(Items from a dataset)
--- begin ---

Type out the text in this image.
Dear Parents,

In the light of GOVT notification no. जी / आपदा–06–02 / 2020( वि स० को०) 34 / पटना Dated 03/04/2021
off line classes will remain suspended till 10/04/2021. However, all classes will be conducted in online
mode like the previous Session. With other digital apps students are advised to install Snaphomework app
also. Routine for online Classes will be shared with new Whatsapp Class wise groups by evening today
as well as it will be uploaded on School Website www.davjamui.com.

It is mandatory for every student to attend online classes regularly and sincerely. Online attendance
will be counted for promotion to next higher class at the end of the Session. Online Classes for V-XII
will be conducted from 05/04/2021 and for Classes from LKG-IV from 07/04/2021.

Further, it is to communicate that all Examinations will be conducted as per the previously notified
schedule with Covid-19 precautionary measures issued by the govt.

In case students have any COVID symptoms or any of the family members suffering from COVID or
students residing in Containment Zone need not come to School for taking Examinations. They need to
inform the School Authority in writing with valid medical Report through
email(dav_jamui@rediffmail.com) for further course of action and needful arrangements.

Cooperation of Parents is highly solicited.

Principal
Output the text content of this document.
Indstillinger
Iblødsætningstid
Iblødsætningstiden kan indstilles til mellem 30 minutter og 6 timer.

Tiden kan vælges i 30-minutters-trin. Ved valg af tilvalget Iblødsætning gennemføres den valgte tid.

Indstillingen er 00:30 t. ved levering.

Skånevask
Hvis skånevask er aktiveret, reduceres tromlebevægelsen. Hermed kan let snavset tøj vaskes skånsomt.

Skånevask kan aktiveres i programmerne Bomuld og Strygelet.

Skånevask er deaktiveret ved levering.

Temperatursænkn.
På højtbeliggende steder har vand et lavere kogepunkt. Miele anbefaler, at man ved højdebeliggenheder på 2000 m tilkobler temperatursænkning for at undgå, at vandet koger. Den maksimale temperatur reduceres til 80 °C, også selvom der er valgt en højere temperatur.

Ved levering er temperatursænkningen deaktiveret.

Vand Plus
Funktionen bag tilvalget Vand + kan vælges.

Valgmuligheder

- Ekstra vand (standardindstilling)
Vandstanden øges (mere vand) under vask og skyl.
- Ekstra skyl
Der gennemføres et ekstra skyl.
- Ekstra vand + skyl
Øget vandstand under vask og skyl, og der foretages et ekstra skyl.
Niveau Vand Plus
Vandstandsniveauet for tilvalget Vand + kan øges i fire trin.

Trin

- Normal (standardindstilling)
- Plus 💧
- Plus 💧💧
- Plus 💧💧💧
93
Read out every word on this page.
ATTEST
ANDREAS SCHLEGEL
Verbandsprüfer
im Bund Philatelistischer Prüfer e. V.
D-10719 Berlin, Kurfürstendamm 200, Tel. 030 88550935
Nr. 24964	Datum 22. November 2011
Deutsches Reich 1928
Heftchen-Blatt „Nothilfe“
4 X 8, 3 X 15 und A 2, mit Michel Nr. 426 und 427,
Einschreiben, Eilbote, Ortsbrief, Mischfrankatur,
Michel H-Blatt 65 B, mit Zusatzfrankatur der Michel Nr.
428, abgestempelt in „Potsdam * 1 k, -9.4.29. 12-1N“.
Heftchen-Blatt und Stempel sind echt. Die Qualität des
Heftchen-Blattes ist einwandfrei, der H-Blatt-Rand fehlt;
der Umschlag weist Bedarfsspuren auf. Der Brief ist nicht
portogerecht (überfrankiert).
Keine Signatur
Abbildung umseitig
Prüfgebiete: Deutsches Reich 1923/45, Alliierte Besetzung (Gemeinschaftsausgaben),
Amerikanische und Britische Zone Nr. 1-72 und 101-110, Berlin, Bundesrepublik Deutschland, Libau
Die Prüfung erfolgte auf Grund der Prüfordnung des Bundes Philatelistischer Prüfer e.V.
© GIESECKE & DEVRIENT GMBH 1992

--- end ---

Work required: Restate each of the entries above verbatim.

Solution:
Type out the text in this image.
Dear Parents,

In the light of GOVT notification no. जी / आपदा–06–02 / 2020( वि स० को०) 34 / पटना Dated 03/04/2021
off line classes will remain suspended till 10/04/2021. However, all classes will be conducted in online
mode like the previous Session. With other digital apps students are advised to install Snaphomework app
also. Routine for online Classes will be shared with new Whatsapp Class wise groups by evening today
as well as it will be uploaded on School Website www.davjamui.com.

It is mandatory for every student to attend online classes regularly and sincerely. Online attendance
will be counted for promotion to next higher class at the end of the Session. Online Classes for V-XII
will be conducted from 05/04/2021 and for Classes from LKG-IV from 07/04/2021.

Further, it is to communicate that all Examinations will be conducted as per the previously notified
schedule with Covid-19 precautionary measures issued by the govt.

In case students have any COVID symptoms or any of the family members suffering from COVID or
students residing in Containment Zone need not come to School for taking Examinations. They need to
inform the School Authority in writing with valid medical Report through
email(dav_jamui@rediffmail.com) for further course of action and needful arrangements.

Cooperation of Parents is highly solicited.

Principal
Output the text content of this document.
Indstillinger
Iblødsætningstid
Iblødsætningstiden kan indstilles til mellem 30 minutter og 6 timer.

Tiden kan vælges i 30-minutters-trin. Ved valg af tilvalget Iblødsætning gennemføres den valgte tid.

Indstillingen er 00:30 t. ved levering.

Skånevask
Hvis skånevask er aktiveret, reduceres tromlebevægelsen. Hermed kan let snavset tøj vaskes skånsomt.

Skånevask kan aktiveres i programmerne Bomuld og Strygelet.

Skånevask er deaktiveret ved levering.

Temperatursænkn.
På højtbeliggende steder har vand et lavere kogepunkt. Miele anbefaler, at man ved højdebeliggenheder på 2000 m tilkobler temperatursænkning for at undgå, at vandet koger. Den maksimale temperatur reduceres til 80 °C, også selvom der er valgt en højere temperatur.

Ved levering er temperatursænkningen deaktiveret.

Vand Plus
Funktionen bag tilvalget Vand + kan vælges.

Valgmuligheder

- Ekstra vand (standardindstilling)
Vandstanden øges (mere vand) under vask og skyl.
- Ekstra skyl
Der gennemføres et ekstra skyl.
- Ekstra vand + skyl
Øget vandstand under vask og skyl, og der foretages et ekstra skyl.
Niveau Vand Plus
Vandstandsniveauet for tilvalget Vand + kan øges i fire trin.

Trin

- Normal (standardindstilling)
- Plus 💧
- Plus 💧💧
- Plus 💧💧💧
93
Read out every word on this page.
ATTEST
ANDREAS SCHLEGEL
Verbandsprüfer
im Bund Philatelistischer Prüfer e. V.
D-10719 Berlin, Kurfürstendamm 200, Tel. 030 88550935
Nr. 24964	Datum 22. November 2011
Deutsches Reich 1928
Heftchen-Blatt „Nothilfe“
4 X 8, 3 X 15 und A 2, mit Michel Nr. 426 und 427,
Einschreiben, Eilbote, Ortsbrief, Mischfrankatur,
Michel H-Blatt 65 B, mit Zusatzfrankatur der Michel Nr.
428, abgestempelt in „Potsdam * 1 k, -9.4.29. 12-1N“.
Heftchen-Blatt und Stempel sind echt. Die Qualität des
Heftchen-Blattes ist einwandfrei, der H-Blatt-Rand fehlt;
der Umschlag weist Bedarfsspuren auf. Der Brief ist nicht
portogerecht (überfrankiert).
Keine Signatur
Abbildung umseitig
Prüfgebiete: Deutsches Reich 1923/45, Alliierte Besetzung (Gemeinschaftsausgaben),
Amerikanische und Britische Zone Nr. 1-72 und 101-110, Berlin, Bundesrepublik Deutschland, Libau
Die Prüfung erfolgte auf Grund der Prüfordnung des Bundes Philatelistischer Prüfer e.V.
© GIESECKE & DEVRIENT GMBH 1992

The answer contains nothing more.